#### MATERIAL FOR THIS TASK ####

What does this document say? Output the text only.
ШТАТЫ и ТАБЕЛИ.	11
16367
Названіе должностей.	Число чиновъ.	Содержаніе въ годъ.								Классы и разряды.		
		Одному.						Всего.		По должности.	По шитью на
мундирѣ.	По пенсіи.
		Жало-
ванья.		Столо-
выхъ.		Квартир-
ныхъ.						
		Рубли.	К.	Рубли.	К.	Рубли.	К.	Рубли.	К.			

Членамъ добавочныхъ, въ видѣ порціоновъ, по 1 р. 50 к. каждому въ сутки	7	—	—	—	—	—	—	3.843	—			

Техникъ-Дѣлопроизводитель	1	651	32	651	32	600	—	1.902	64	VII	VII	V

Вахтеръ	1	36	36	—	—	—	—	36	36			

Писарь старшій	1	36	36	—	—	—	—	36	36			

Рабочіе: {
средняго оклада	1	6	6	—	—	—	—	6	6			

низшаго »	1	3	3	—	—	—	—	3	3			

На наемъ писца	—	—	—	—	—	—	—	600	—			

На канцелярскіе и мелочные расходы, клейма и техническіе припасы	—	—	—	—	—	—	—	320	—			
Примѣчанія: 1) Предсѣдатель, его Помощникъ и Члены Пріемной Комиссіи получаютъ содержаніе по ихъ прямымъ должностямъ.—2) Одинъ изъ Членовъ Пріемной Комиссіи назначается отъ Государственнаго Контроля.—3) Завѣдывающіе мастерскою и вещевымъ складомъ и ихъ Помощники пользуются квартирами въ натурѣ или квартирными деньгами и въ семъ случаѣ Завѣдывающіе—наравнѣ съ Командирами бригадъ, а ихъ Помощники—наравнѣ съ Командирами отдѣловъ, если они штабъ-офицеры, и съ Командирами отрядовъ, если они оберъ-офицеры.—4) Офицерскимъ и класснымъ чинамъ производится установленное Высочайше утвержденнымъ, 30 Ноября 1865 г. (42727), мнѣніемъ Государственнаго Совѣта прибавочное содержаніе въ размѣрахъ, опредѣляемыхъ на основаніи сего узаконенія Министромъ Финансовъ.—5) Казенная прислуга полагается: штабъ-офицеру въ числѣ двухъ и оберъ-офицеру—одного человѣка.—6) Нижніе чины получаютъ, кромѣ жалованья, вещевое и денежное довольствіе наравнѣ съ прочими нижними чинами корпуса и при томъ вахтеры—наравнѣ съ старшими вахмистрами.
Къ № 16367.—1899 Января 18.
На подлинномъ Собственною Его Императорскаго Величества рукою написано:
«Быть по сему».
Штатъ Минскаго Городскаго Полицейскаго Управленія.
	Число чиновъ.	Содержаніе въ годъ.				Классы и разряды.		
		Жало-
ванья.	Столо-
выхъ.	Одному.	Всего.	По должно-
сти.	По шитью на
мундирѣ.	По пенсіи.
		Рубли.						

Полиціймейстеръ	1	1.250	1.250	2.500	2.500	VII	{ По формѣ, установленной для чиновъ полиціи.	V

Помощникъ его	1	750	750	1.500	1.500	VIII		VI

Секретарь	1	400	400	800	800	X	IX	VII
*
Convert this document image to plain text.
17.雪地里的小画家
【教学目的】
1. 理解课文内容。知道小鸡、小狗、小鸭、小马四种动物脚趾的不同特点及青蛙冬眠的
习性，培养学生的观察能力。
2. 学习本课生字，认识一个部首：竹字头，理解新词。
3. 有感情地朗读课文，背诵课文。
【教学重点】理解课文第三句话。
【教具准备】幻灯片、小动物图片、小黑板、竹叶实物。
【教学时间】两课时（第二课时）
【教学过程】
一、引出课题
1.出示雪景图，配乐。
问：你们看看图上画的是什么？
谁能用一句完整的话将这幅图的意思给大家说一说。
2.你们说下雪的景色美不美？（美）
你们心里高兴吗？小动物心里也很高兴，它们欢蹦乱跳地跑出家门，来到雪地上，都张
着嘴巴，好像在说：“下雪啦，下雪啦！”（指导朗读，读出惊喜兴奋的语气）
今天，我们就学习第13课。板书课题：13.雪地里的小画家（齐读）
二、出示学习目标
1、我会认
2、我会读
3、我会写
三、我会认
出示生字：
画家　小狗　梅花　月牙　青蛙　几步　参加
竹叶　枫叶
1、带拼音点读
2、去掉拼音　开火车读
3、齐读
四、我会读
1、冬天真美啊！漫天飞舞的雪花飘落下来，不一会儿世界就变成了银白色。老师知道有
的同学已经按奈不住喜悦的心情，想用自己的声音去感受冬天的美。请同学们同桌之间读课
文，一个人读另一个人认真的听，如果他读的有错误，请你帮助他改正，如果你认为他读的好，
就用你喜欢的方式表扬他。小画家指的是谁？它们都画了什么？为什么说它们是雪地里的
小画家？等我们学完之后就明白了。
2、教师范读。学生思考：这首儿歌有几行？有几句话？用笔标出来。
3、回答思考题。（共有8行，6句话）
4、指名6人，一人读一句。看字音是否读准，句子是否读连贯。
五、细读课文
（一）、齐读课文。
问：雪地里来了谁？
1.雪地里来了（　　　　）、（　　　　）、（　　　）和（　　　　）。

####

• [DIRECTIVE]:
Find the word "годъ" in the data and show each line that holds it.

• [THE REPLY]:
Названіе должностей.	Число чиновъ.	Содержаніе въ годъ.								Классы и разряды.		
	Число чиновъ.	Содержаніе въ годъ.				Классы и разряды.		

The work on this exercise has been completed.